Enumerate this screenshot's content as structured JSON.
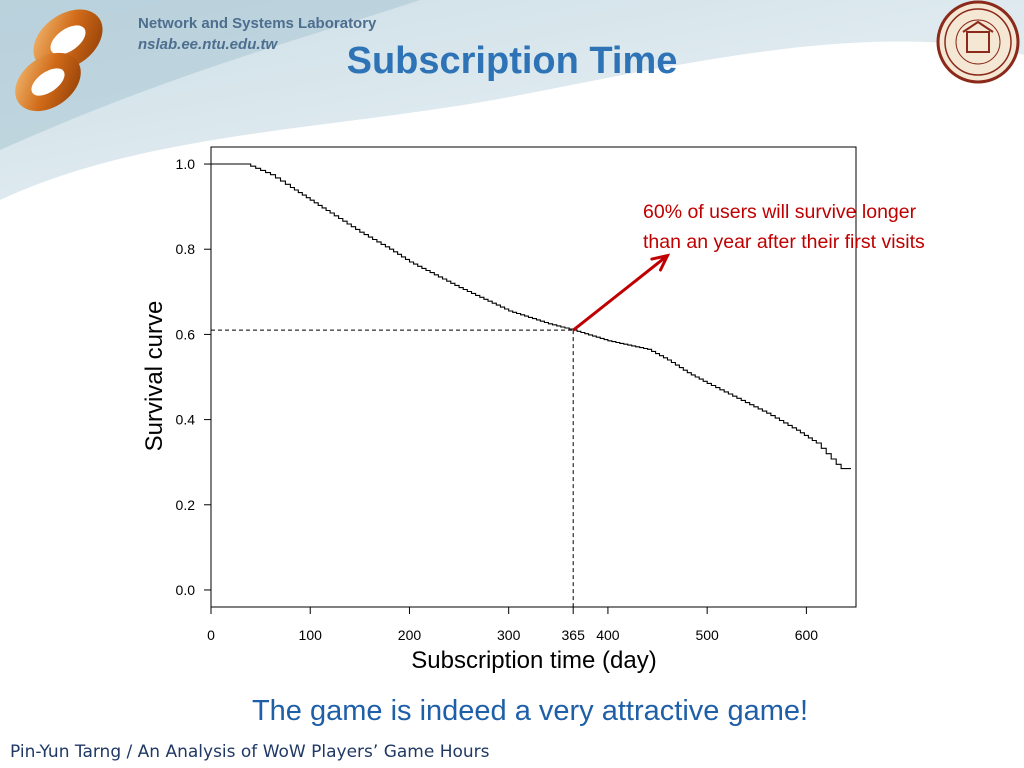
{
  "header": {
    "lab_name": "Network and Systems Laboratory",
    "lab_url": "nslab.ee.ntu.edu.tw"
  },
  "title": "Subscription Time",
  "annotation": {
    "line1": "60% of users will survive longer",
    "line2": "than an year after their first visits"
  },
  "tagline": "The game is indeed a very attractive game!",
  "footer": "Pin-Yun Tarng / An Analysis of WoW Players’ Game Hours",
  "colors": {
    "title": "#2e73b6",
    "annotation": "#c00000",
    "tagline": "#1f5fa8"
  },
  "chart_data": {
    "type": "line",
    "xlabel": "Subscription time (day)",
    "ylabel": "Survival curve",
    "xlim": [
      0,
      650
    ],
    "ylim": [
      -0.04,
      1.04
    ],
    "xticks": [
      0,
      100,
      200,
      300,
      365,
      400,
      500,
      600
    ],
    "xtick_labels": [
      "0",
      "100",
      "200",
      "300",
      "365",
      "400",
      "500",
      "600"
    ],
    "yticks": [
      0.0,
      0.2,
      0.4,
      0.6,
      0.8,
      1.0
    ],
    "ytick_labels": [
      "0.0",
      "0.2",
      "0.4",
      "0.6",
      "0.8",
      "1.0"
    ],
    "grid": false,
    "series": [
      {
        "x": [
          0,
          35,
          40,
          50,
          60,
          70,
          80,
          100,
          120,
          150,
          180,
          200,
          250,
          300,
          340,
          365,
          400,
          440,
          460,
          480,
          500,
          530,
          560,
          590,
          610,
          620,
          630,
          635,
          645
        ],
        "y": [
          1.0,
          1.0,
          0.995,
          0.985,
          0.975,
          0.96,
          0.945,
          0.915,
          0.885,
          0.84,
          0.8,
          0.77,
          0.71,
          0.655,
          0.625,
          0.61,
          0.585,
          0.565,
          0.54,
          0.51,
          0.485,
          0.45,
          0.415,
          0.375,
          0.345,
          0.32,
          0.295,
          0.285,
          0.285
        ]
      }
    ],
    "reference": {
      "x": 365,
      "y": 0.61
    },
    "arrow": {
      "from": [
        365,
        0.61
      ],
      "to": [
        460,
        0.785
      ]
    }
  }
}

__Task to complete__:
Your task is to gather all lines from the entries above that hold the word "Subscription".

__Solution to the exercise__:
  "title": "Subscription Time",
    "xlabel": "Subscription time (day)",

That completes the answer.